- ENTRIES -
==*==
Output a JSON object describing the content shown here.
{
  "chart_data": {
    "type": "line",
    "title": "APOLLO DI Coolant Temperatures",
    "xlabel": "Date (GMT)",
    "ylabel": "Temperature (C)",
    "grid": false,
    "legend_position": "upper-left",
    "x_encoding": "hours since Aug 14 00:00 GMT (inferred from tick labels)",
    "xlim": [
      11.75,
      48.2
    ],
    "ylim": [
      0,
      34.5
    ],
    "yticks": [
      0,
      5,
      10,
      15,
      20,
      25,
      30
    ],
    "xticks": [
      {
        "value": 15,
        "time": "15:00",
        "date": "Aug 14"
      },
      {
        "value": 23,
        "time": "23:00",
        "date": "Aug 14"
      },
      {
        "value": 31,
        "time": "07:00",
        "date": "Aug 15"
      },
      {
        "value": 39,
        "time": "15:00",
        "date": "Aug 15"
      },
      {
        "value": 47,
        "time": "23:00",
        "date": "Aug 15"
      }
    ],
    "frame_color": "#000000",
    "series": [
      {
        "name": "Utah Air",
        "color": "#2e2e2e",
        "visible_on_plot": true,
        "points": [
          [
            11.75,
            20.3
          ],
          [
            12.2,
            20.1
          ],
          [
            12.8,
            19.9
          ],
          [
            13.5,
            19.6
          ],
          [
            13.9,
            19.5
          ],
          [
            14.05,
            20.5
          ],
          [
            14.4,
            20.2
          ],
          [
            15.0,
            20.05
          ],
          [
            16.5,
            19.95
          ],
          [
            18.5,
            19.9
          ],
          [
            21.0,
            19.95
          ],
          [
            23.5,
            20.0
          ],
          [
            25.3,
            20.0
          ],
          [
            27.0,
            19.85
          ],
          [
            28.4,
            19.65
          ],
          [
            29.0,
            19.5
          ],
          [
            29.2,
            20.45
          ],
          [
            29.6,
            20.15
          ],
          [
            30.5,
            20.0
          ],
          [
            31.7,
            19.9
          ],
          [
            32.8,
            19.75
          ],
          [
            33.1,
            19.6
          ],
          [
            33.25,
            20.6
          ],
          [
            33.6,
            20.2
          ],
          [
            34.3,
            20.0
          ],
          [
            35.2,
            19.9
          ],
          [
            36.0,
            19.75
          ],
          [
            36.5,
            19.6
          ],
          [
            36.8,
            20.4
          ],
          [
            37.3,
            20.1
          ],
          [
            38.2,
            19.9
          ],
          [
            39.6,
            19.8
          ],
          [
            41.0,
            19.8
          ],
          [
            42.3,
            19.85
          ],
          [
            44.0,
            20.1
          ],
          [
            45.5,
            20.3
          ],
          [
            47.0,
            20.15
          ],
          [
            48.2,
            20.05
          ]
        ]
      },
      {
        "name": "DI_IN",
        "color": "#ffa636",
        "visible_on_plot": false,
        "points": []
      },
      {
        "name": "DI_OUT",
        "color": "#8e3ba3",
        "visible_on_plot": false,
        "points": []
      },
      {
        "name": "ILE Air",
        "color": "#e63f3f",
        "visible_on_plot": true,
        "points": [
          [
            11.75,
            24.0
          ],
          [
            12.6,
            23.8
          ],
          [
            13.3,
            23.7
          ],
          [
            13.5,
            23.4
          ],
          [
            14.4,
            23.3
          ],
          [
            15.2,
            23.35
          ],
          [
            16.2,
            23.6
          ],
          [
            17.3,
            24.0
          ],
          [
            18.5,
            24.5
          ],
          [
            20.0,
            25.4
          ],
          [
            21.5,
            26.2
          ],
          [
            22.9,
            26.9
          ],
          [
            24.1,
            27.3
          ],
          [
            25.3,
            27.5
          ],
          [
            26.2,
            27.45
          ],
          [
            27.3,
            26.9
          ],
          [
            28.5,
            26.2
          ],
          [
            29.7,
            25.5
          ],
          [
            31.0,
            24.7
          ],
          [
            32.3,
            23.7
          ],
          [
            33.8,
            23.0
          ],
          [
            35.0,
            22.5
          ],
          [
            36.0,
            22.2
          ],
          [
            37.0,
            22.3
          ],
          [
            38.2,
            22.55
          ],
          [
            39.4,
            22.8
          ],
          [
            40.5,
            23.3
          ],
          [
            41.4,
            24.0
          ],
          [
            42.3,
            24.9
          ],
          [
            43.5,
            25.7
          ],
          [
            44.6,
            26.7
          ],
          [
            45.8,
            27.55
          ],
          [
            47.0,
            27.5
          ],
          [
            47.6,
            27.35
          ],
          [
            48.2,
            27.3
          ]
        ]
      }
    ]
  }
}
==*==
- TASK INSTRUCTIONS -
Identify each line in the entries with the word "name" and copy it.

- ANSWER IN FULL -
        "name": "Utah Air",
        "name": "DI_IN",
        "name": "DI_OUT",
        "name": "ILE Air",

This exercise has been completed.